What is expected:
Tally the lines of the data that include the word "here" and state the total, nothing else.

(Records from a collection)
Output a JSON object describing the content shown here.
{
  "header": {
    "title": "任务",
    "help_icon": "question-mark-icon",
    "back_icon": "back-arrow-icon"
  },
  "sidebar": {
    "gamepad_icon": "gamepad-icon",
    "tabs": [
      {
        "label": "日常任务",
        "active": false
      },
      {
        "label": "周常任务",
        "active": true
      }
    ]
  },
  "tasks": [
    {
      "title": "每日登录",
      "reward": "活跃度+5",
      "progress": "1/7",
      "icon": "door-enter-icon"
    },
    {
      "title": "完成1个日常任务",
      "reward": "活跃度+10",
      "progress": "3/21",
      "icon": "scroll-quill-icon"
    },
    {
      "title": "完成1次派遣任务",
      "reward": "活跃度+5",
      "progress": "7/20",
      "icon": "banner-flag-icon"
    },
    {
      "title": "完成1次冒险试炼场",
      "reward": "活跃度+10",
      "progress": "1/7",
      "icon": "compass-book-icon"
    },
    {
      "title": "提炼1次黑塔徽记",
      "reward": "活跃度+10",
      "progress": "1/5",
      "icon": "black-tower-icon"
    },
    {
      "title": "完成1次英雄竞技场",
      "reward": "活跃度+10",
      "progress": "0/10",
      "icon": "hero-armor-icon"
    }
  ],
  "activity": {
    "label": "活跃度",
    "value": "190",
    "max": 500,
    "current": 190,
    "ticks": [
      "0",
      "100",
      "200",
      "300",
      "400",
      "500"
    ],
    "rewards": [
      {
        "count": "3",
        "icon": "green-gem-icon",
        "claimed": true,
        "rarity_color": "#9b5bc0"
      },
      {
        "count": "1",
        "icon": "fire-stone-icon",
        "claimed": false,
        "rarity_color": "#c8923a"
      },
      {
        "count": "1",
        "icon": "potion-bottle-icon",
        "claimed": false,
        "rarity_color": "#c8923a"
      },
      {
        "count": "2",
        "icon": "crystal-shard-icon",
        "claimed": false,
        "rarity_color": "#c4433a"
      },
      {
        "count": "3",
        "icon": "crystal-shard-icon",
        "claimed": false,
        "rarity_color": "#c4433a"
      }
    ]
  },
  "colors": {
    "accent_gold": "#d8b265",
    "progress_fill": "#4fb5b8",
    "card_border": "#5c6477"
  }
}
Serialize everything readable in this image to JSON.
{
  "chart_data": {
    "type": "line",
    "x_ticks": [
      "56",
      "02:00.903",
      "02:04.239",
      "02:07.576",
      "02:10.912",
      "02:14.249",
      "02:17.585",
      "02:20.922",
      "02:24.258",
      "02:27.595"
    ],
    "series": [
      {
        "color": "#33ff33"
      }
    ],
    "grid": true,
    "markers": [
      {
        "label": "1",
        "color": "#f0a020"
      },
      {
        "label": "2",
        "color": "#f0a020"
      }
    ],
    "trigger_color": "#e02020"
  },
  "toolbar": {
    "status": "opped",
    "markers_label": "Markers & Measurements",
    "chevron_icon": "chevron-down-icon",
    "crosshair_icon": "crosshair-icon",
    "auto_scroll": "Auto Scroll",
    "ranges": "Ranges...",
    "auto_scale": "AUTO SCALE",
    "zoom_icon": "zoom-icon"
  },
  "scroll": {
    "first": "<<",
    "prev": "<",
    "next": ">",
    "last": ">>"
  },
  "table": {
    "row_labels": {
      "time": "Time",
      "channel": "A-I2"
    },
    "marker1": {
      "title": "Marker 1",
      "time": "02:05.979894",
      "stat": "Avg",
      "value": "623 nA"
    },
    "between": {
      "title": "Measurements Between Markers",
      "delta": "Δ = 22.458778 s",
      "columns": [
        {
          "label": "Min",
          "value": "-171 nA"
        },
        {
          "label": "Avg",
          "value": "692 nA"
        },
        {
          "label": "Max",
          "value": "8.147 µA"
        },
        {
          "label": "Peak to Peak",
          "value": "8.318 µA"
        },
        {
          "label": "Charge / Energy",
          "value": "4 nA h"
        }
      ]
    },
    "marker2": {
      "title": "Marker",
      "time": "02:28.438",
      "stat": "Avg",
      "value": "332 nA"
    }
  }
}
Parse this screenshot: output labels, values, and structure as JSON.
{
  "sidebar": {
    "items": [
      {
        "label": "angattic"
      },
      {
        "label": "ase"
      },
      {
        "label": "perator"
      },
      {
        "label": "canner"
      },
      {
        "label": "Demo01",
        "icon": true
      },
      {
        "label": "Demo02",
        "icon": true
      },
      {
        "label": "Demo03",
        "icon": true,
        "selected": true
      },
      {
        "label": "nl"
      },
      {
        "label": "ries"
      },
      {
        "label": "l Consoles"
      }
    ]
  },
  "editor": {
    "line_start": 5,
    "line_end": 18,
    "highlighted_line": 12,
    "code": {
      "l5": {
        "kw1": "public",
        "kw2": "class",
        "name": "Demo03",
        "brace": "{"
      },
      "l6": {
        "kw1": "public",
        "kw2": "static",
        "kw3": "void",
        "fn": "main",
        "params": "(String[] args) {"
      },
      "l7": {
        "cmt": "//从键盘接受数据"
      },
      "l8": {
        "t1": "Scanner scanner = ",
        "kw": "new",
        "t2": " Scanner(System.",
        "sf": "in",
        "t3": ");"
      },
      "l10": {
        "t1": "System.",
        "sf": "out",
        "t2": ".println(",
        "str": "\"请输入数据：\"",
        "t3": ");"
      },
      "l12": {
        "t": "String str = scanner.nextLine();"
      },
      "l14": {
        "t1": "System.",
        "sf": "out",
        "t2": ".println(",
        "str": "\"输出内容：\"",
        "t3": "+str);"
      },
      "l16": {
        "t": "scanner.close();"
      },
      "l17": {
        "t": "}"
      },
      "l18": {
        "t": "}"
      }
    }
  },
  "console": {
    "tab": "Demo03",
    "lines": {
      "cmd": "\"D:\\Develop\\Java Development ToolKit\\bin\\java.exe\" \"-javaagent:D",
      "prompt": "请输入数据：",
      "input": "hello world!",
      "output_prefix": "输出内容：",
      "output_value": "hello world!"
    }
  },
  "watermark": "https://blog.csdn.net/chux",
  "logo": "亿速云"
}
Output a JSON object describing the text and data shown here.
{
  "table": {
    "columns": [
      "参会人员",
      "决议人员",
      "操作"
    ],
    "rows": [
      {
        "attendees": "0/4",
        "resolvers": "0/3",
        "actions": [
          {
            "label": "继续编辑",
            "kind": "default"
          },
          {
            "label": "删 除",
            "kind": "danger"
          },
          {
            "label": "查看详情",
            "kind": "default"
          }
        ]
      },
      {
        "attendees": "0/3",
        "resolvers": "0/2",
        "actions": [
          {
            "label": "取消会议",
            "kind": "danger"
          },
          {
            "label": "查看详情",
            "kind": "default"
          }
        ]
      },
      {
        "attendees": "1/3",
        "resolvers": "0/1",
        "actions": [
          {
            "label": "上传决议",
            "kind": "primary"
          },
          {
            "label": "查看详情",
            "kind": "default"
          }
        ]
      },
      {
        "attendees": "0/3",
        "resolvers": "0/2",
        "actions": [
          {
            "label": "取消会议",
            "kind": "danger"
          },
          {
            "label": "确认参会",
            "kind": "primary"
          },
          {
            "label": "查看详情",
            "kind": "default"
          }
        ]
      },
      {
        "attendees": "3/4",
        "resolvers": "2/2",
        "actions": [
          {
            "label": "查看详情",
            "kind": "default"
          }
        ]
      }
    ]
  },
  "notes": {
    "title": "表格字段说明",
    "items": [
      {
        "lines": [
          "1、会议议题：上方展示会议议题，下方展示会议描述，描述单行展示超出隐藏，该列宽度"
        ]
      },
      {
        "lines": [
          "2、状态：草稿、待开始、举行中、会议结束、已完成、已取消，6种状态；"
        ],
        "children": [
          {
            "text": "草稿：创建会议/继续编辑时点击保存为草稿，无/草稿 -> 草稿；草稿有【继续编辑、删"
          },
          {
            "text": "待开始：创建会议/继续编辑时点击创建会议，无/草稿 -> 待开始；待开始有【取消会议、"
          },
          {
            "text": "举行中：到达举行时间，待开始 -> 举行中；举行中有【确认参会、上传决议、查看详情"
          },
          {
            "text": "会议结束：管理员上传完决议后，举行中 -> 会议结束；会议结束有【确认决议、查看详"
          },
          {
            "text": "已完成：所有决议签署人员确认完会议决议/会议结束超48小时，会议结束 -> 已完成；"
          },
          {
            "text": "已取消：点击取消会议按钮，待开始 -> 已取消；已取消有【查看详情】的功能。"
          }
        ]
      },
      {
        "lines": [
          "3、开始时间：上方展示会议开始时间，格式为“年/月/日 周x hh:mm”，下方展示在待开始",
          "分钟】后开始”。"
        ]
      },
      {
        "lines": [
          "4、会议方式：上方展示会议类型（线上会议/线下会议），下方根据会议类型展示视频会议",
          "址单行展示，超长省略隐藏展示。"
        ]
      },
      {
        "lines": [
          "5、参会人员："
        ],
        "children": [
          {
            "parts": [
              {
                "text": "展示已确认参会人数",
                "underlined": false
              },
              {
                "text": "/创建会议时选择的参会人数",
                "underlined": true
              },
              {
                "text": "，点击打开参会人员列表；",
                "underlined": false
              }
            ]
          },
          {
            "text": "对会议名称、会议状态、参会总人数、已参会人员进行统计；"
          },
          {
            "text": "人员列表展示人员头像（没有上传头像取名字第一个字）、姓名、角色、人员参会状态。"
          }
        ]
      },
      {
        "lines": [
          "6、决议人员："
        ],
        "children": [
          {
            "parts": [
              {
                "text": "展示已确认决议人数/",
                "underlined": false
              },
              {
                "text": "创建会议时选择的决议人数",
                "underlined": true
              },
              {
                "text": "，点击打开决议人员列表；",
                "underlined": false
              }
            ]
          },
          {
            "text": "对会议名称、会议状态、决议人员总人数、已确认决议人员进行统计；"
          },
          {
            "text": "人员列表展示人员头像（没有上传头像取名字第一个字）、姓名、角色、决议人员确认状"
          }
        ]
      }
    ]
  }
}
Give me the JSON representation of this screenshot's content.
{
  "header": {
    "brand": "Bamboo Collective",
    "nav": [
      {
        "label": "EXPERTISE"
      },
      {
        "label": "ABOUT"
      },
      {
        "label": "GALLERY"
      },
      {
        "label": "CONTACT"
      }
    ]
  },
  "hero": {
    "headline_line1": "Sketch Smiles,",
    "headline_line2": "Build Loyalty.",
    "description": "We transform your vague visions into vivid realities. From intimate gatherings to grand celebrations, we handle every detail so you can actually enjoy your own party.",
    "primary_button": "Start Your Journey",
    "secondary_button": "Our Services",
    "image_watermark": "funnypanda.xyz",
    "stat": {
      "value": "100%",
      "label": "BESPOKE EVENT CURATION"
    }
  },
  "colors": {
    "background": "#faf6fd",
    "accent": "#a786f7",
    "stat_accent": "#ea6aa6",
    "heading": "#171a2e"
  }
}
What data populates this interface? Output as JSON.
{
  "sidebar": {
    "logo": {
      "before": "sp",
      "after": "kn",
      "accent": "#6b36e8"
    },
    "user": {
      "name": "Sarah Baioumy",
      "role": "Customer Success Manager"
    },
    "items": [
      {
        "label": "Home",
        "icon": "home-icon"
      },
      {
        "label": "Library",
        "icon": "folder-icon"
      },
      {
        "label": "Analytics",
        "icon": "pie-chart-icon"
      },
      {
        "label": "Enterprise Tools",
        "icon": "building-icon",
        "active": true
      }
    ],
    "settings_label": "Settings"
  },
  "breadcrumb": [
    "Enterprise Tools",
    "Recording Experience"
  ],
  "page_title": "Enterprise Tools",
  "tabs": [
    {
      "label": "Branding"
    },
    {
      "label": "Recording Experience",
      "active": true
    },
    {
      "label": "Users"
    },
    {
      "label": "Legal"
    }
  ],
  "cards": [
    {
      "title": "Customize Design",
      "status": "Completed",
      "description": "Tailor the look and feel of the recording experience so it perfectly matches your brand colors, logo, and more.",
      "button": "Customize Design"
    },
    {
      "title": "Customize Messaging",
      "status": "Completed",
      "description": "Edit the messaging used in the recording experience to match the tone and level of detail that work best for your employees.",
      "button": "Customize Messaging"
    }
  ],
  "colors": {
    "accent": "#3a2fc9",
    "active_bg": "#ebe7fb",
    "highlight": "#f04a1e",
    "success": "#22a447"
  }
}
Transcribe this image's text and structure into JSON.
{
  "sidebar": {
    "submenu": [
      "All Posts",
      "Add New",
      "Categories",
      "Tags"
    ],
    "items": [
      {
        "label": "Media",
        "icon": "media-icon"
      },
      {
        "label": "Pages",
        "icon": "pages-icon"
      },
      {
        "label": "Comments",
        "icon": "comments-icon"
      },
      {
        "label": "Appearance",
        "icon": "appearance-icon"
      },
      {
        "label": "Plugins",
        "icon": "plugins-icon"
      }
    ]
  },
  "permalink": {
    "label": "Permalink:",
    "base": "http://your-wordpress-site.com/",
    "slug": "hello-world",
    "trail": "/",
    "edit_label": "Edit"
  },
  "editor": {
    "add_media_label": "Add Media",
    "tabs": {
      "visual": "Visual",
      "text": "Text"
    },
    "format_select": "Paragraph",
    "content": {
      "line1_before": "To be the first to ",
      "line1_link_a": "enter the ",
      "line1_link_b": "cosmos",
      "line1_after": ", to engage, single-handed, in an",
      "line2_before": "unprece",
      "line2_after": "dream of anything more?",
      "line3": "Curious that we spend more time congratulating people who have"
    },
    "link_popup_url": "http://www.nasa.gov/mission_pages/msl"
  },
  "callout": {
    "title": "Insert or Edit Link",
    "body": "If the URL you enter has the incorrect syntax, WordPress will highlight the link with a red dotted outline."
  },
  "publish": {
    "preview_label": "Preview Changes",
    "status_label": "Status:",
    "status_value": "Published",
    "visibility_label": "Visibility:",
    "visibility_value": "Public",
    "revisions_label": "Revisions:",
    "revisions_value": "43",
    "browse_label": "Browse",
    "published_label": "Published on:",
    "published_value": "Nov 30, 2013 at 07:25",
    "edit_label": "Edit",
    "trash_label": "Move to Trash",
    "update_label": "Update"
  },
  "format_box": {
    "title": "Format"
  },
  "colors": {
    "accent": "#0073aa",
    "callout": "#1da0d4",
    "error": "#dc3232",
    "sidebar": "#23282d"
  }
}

Finished answer:
2